(Dataset items)

====

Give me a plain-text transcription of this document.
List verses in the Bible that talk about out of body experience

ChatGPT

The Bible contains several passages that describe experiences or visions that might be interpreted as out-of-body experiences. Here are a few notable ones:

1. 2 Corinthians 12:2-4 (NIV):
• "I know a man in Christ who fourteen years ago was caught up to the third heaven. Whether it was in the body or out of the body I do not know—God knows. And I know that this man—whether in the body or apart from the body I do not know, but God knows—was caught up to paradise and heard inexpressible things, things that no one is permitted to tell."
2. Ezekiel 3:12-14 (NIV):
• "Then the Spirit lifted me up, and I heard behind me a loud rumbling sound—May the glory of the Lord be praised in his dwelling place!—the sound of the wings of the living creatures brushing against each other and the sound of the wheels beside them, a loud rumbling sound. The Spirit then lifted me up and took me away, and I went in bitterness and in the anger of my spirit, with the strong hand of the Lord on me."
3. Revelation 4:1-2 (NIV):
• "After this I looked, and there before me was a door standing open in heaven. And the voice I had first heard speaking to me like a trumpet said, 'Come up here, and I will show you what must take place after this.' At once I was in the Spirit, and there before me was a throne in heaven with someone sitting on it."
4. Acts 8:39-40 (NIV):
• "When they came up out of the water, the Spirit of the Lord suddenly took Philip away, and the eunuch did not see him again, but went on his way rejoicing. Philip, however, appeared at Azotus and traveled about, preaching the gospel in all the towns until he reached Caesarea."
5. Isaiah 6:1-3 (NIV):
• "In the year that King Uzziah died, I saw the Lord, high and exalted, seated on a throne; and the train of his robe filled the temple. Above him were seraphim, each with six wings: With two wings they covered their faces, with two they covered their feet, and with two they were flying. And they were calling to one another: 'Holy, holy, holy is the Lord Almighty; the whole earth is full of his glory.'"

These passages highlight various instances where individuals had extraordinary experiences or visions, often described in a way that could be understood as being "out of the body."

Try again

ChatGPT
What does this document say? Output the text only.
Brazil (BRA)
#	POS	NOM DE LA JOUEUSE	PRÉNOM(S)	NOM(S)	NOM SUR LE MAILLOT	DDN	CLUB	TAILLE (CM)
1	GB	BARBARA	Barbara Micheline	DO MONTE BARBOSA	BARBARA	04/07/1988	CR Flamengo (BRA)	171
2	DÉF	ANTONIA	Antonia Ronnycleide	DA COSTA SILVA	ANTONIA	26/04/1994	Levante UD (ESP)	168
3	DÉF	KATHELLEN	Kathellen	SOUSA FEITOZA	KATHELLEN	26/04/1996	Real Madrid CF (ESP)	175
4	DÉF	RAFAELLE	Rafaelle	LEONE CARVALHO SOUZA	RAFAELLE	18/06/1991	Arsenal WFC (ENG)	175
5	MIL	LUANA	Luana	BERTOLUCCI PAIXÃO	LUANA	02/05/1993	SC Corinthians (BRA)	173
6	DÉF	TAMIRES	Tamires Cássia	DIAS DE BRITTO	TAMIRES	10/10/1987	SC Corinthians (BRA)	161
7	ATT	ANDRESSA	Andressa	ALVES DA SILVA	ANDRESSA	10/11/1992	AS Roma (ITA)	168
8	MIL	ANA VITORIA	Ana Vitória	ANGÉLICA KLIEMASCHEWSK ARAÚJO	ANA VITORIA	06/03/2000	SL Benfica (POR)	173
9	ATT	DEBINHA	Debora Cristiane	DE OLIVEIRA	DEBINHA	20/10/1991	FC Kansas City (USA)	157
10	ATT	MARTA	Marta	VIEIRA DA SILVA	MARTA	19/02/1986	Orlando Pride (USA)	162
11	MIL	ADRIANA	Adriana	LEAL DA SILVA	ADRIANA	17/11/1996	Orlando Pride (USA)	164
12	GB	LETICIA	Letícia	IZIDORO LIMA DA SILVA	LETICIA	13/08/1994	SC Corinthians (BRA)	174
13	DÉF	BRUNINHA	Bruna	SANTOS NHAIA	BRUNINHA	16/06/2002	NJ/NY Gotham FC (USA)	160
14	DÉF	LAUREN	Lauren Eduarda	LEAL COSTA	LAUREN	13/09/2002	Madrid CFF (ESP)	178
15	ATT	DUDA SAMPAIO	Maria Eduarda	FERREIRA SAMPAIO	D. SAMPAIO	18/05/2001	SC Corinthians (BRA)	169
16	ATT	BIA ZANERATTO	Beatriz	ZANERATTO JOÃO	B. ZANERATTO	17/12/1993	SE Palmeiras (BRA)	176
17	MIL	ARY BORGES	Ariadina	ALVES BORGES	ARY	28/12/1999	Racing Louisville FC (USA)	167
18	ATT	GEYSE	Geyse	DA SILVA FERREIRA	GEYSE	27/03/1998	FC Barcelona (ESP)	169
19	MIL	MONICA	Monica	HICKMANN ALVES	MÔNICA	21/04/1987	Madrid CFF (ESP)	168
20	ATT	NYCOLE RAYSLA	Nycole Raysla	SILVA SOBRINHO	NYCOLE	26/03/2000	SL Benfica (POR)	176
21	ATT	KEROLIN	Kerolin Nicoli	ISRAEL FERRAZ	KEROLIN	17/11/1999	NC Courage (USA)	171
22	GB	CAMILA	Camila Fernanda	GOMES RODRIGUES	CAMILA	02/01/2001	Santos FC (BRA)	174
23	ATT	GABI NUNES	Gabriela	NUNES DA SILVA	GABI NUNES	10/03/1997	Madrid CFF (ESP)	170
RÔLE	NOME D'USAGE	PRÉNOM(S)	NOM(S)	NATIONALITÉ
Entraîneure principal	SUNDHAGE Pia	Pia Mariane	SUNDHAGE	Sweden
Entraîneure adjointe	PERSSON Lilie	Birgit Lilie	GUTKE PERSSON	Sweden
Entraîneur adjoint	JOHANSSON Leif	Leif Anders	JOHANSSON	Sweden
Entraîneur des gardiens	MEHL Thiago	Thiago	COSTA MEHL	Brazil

====

_What is being asked_. Return only those lines of the records that contain the string "Eduarda".

_Full answer_.
14	DÉF	LAUREN	Lauren Eduarda	LEAL COSTA	LAUREN	13/09/2002	Madrid CFF (ESP)	178
15	ATT	DUDA SAMPAIO	Maria Eduarda	FERREIRA SAMPAIO	D. SAMPAIO	18/05/2001	SC Corinthians (BRA)	169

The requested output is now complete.